> **Data to process**:

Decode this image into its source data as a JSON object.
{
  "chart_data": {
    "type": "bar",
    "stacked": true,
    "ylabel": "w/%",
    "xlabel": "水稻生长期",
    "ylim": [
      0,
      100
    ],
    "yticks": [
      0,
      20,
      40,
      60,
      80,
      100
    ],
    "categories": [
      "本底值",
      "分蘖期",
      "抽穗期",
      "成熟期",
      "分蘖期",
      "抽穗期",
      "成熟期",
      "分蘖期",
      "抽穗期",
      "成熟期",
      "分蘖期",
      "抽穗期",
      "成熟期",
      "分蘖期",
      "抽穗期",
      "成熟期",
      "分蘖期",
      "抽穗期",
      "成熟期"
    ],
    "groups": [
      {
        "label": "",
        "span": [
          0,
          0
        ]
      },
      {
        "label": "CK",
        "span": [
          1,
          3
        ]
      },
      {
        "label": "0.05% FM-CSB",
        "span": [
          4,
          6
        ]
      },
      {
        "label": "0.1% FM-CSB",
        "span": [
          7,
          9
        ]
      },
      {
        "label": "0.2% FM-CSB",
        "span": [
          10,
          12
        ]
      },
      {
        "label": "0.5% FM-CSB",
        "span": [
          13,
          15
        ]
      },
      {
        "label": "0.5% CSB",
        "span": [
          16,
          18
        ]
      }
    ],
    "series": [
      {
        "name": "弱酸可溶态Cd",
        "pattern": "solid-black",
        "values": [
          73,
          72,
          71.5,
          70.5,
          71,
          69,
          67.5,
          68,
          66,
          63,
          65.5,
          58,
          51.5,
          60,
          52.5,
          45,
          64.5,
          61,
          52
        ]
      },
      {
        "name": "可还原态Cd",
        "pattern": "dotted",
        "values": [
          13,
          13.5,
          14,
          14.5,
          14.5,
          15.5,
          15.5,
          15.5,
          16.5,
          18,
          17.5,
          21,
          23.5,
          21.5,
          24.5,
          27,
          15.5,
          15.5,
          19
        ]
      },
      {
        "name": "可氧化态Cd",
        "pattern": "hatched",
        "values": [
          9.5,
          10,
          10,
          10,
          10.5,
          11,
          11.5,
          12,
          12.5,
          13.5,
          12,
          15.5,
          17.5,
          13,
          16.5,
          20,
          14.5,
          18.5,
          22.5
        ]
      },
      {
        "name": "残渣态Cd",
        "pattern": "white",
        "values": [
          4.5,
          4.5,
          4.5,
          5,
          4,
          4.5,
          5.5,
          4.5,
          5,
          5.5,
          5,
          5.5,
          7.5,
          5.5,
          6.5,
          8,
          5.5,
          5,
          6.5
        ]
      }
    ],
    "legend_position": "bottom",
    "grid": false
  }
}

...

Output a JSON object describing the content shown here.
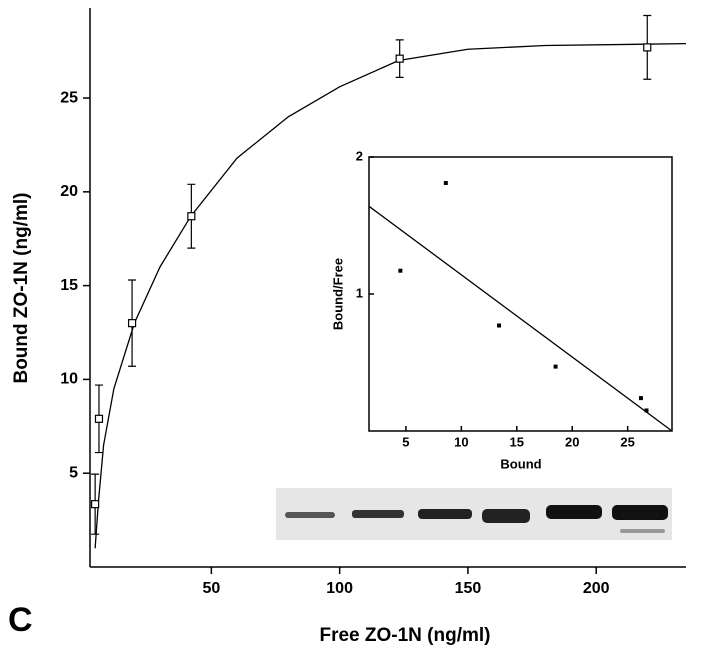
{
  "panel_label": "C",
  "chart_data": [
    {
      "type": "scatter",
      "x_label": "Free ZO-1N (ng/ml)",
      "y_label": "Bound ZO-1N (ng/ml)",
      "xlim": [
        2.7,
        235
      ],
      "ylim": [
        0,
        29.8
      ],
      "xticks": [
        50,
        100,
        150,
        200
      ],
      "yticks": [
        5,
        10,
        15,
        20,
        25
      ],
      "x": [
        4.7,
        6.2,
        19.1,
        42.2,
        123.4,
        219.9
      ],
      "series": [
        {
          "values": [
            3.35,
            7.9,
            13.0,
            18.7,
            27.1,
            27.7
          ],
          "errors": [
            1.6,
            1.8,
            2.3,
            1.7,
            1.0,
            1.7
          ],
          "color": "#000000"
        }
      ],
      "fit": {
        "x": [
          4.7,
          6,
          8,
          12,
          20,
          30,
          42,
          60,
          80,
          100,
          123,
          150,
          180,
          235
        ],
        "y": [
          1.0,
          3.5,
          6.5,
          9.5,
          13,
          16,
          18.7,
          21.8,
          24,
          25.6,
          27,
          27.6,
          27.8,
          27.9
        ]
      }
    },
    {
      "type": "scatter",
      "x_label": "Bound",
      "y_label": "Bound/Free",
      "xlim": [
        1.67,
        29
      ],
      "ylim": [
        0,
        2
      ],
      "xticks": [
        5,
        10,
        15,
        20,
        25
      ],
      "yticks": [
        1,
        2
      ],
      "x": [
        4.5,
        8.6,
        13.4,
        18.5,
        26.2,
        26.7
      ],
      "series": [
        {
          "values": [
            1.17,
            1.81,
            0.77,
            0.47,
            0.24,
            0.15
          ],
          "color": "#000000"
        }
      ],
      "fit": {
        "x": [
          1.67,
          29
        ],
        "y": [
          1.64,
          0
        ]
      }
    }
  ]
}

> **Exercise goal**:
Report how many lines in the data include the word "pattern", and give nothing but the count.

> **Final result**:
4